→ **Task directions**
Write every record out again exactly as given.
'''
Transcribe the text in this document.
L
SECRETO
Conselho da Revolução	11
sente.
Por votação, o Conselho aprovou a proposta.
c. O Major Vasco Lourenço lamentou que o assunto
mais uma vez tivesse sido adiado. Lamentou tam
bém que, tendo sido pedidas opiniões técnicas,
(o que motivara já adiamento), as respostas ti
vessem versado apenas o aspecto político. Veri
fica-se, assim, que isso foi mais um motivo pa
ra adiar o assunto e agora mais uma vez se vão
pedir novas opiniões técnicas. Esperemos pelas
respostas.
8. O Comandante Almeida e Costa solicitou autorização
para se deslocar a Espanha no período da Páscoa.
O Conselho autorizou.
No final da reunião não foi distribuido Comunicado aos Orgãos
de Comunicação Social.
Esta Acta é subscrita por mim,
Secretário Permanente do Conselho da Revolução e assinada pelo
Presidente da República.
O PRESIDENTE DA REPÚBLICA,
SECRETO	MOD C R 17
'''
→ **Solution to this exercise**
Transcribe the text in this document.
L
SECRETO
Conselho da Revolução	11
sente.
Por votação, o Conselho aprovou a proposta.
c. O Major Vasco Lourenço lamentou que o assunto
mais uma vez tivesse sido adiado. Lamentou tam
bém que, tendo sido pedidas opiniões técnicas,
(o que motivara já adiamento), as respostas ti
vessem versado apenas o aspecto político. Veri
fica-se, assim, que isso foi mais um motivo pa
ra adiar o assunto e agora mais uma vez se vão
pedir novas opiniões técnicas. Esperemos pelas
respostas.
8. O Comandante Almeida e Costa solicitou autorização
para se deslocar a Espanha no período da Páscoa.
O Conselho autorizou.
No final da reunião não foi distribuido Comunicado aos Orgãos
de Comunicação Social.
Esta Acta é subscrita por mim,
Secretário Permanente do Conselho da Revolução e assinada pelo
Presidente da República.
O PRESIDENTE DA REPÚBLICA,
SECRETO	MOD C R 17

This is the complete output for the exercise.